**Data provided**
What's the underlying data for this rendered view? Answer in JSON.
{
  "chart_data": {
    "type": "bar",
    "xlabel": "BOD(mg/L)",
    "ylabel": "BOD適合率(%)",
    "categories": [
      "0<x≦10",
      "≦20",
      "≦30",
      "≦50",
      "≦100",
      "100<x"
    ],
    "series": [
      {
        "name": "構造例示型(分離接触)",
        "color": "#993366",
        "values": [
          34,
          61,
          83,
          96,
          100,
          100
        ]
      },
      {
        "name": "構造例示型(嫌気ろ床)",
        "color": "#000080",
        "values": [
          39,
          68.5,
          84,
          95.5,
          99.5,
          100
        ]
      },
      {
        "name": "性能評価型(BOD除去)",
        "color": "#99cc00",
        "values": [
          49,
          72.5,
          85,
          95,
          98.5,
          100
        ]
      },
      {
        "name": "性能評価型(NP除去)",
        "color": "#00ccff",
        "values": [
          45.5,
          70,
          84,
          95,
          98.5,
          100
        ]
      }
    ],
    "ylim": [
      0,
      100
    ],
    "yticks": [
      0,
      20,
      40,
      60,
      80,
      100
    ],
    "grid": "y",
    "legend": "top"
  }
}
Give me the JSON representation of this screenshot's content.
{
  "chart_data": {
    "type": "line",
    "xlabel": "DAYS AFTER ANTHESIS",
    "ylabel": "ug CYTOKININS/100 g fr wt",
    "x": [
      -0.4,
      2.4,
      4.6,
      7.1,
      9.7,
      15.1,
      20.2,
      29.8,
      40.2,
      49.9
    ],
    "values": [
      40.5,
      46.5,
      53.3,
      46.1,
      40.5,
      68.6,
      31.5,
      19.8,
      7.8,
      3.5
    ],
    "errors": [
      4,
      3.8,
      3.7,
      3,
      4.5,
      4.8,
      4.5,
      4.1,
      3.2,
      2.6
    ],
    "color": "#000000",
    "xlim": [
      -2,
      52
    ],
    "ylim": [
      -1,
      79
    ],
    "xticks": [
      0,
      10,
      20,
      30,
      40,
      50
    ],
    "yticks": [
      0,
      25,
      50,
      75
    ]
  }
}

**Exercise details**
Wherever "name" shows up in a line, copy that line.

**Result for this task**
        "name": "構造例示型(分離接触)",
        "name": "構造例示型(嫌気ろ床)",
        "name": "性能評価型(BOD除去)",
        "name": "性能評価型(NP除去)",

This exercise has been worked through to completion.